Challenge –
Identify and reproduce every line holding the string "data".
START Records provided
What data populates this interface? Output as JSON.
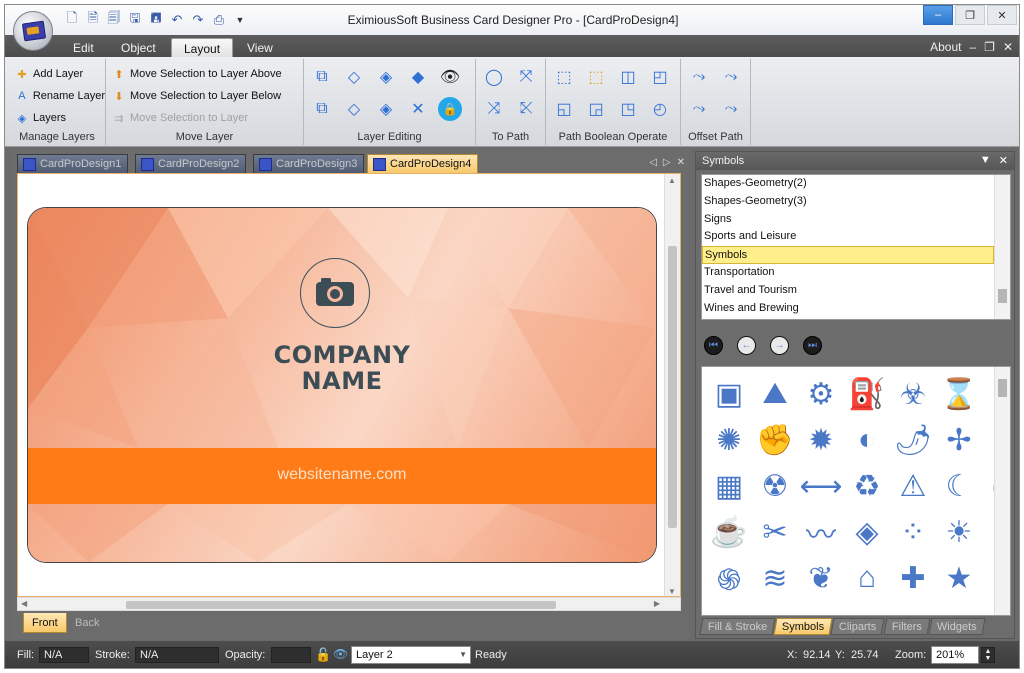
{
  "window": {
    "title": "EximiousSoft Business Card Designer Pro - [CardProDesign4]",
    "min_glyph": "–",
    "restore_glyph": "❐",
    "close_glyph": "✕"
  },
  "menu_tabs": [
    {
      "label": "Edit"
    },
    {
      "label": "Object"
    },
    {
      "label": "Layout"
    },
    {
      "label": "View"
    }
  ],
  "about": {
    "label": "About",
    "min_glyph": "–",
    "restore_glyph": "❐",
    "close_glyph": "✕"
  },
  "ribbon": {
    "manage_layers": {
      "label": "Manage Layers",
      "items": [
        {
          "label": "Add Layer"
        },
        {
          "label": "Rename Layer"
        },
        {
          "label": "Layers"
        }
      ]
    },
    "move_layer": {
      "label": "Move Layer",
      "items": [
        {
          "label": "Move Selection to Layer Above"
        },
        {
          "label": "Move Selection to Layer Below"
        },
        {
          "label": "Move Selection to Layer"
        }
      ]
    },
    "layer_editing": {
      "label": "Layer Editing"
    },
    "to_path": {
      "label": "To Path"
    },
    "path_boolean": {
      "label": "Path Boolean Operate"
    },
    "offset_path": {
      "label": "Offset Path"
    }
  },
  "doc_tabs": [
    {
      "label": "CardProDesign1"
    },
    {
      "label": "CardProDesign2"
    },
    {
      "label": "CardProDesign3"
    },
    {
      "label": "CardProDesign4"
    }
  ],
  "card": {
    "company_line1": "COMPANY",
    "company_line2": "NAME",
    "website": "websitename.com",
    "band_color": "#fe7b18",
    "text_color": "#3d4d56"
  },
  "side_tabs": [
    {
      "label": "Front"
    },
    {
      "label": "Back"
    }
  ],
  "symbols_panel": {
    "title": "Symbols",
    "categories": [
      "Shapes-Geometry(2)",
      "Shapes-Geometry(3)",
      "Signs",
      "Sports and Leisure",
      "Symbols",
      "Transportation",
      "Travel and Tourism",
      "Wines and Brewing"
    ],
    "selected": "Symbols",
    "bottom_tabs": [
      {
        "label": "Fill & Stroke"
      },
      {
        "label": "Symbols"
      },
      {
        "label": "Cliparts"
      },
      {
        "label": "Filters"
      },
      {
        "label": "Widgets"
      }
    ]
  },
  "status": {
    "fill_label": "Fill:",
    "fill_value": "N/A",
    "stroke_label": "Stroke:",
    "stroke_value": "N/A",
    "opacity_label": "Opacity:",
    "layer_value": "Layer 2",
    "state": "Ready",
    "x_label": "X:",
    "x_value": "92.14",
    "y_label": "Y:",
    "y_value": "25.74",
    "zoom_label": "Zoom:",
    "zoom_value": "201%"
  }
}
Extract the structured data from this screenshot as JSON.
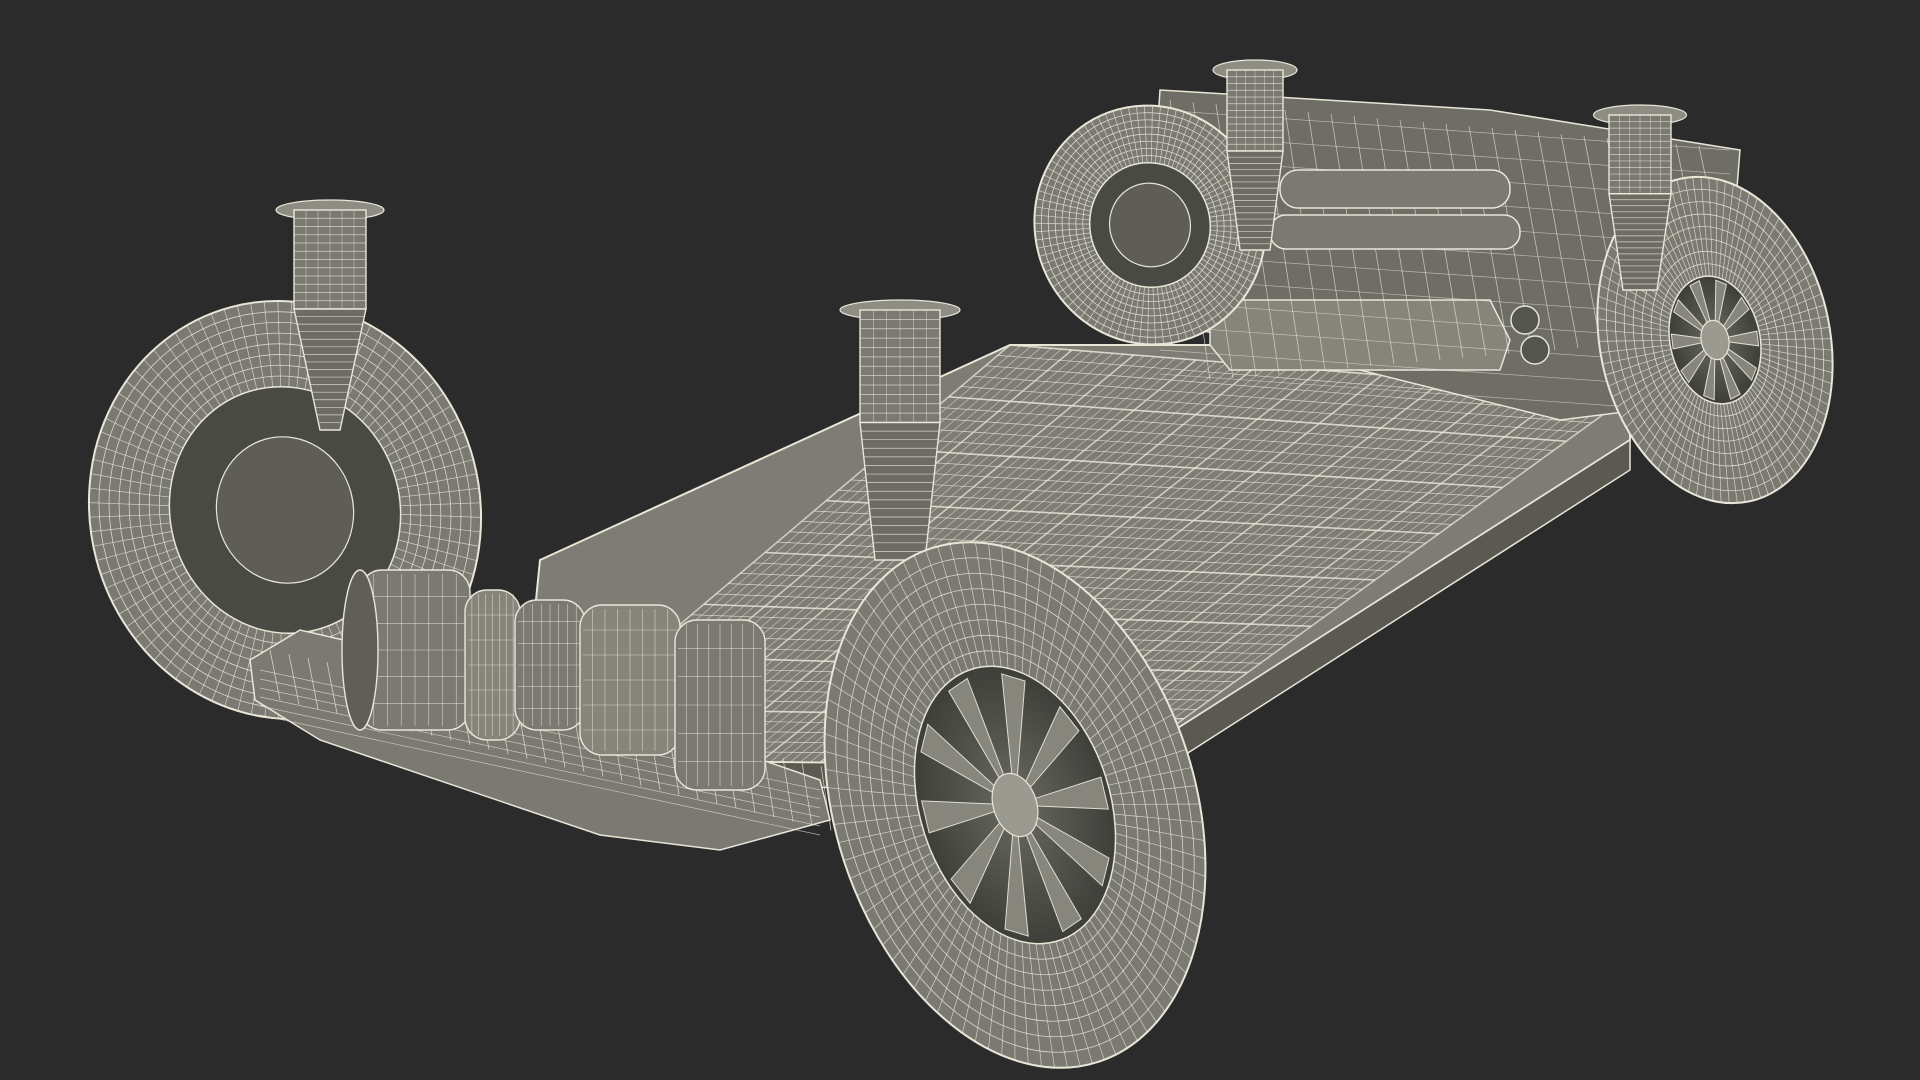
{
  "scene": {
    "background_color": "#2b2b2b",
    "mesh_fill_color": "#7a7a72",
    "mesh_shadow_color": "#4a4a44",
    "wire_color": "#e9e6d8"
  }
}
END Records provided
Response to the exercise –
What data populates this interface? Output as JSON.
Extract the structured data from this screenshot as JSON.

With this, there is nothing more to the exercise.